_TASK OBJECTIVE:_
Show every line where "回帰直線" occurs.

Source records
== == ==

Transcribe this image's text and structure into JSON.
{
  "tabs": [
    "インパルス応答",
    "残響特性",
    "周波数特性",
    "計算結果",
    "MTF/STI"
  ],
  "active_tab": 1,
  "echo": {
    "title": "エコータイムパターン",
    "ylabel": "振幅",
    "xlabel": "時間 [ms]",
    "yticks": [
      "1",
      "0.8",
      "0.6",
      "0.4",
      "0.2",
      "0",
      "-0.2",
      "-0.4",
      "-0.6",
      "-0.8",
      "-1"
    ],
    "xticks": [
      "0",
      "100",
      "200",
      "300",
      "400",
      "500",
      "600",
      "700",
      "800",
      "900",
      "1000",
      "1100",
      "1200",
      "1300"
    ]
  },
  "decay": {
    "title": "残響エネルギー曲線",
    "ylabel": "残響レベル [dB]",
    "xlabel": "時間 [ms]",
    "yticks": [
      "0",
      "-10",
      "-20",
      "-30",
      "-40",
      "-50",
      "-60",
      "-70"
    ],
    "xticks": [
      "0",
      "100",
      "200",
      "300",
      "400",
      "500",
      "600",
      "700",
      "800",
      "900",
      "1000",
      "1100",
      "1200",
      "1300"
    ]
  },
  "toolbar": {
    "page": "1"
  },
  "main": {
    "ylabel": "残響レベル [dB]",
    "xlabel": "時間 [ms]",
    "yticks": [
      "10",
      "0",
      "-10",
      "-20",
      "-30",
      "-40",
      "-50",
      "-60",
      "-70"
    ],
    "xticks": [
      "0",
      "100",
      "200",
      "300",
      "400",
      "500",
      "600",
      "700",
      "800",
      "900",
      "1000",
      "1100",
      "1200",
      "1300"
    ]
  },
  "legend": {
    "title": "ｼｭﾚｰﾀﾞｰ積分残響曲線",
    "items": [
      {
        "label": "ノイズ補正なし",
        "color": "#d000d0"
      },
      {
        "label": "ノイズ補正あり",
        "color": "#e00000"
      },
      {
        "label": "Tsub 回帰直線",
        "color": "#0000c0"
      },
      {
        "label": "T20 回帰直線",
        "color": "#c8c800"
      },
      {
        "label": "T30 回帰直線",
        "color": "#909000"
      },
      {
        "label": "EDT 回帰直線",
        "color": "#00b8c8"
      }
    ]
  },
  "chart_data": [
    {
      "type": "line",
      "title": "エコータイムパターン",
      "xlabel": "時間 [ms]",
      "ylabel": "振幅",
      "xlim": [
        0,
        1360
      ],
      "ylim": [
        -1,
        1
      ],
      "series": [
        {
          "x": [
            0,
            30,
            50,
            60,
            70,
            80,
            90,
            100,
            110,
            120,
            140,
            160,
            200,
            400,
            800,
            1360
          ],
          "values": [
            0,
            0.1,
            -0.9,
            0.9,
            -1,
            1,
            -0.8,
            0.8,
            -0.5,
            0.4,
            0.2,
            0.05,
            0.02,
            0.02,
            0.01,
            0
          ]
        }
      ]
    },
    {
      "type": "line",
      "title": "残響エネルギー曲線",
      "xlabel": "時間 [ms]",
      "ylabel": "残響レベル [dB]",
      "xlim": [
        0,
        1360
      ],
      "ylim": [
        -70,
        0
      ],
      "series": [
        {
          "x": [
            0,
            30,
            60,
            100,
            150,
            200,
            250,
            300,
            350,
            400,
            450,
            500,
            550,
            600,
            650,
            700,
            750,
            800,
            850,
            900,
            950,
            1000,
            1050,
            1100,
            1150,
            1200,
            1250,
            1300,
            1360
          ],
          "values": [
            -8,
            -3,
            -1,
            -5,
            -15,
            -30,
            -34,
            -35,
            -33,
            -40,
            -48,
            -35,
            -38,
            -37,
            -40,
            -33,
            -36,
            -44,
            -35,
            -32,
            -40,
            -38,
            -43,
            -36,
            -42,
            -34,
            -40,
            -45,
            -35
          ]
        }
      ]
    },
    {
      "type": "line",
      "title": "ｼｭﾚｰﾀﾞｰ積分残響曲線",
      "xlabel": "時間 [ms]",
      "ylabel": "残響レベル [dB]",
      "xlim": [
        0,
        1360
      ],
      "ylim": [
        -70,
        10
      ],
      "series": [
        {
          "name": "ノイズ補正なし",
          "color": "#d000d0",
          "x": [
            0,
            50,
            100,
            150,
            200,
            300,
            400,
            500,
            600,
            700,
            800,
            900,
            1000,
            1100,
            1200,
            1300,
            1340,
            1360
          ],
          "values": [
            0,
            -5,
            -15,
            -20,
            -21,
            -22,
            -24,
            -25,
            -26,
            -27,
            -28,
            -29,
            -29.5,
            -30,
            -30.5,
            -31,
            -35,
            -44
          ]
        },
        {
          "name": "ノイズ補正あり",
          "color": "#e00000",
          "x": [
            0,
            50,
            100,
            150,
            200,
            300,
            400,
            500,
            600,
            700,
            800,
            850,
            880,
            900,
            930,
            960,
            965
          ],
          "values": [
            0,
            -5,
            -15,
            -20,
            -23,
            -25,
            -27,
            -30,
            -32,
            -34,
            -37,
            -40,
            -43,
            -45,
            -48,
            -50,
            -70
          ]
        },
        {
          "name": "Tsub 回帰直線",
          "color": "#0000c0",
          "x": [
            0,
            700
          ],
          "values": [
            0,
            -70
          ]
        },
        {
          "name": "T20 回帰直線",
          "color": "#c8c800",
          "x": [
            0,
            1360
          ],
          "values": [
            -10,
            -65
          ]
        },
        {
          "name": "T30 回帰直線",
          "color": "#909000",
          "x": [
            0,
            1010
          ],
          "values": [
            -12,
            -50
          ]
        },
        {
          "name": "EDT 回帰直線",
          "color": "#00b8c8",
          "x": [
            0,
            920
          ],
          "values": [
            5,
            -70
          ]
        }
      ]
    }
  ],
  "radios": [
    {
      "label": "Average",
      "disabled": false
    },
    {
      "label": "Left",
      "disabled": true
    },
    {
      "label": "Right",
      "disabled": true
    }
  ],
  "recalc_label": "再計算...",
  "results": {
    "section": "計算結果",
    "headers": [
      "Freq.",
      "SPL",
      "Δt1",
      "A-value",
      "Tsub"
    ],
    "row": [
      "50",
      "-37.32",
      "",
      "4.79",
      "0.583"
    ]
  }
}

== == ==

_TASK RESPONSE:_
        "label": "Tsub 回帰直線",
        "label": "T20 回帰直線",
        "label": "T30 回帰直線",
        "label": "EDT 回帰直線",
          "name": "Tsub 回帰直線",
          "name": "T20 回帰直線",
          "name": "T30 回帰直線",
          "name": "EDT 回帰直線",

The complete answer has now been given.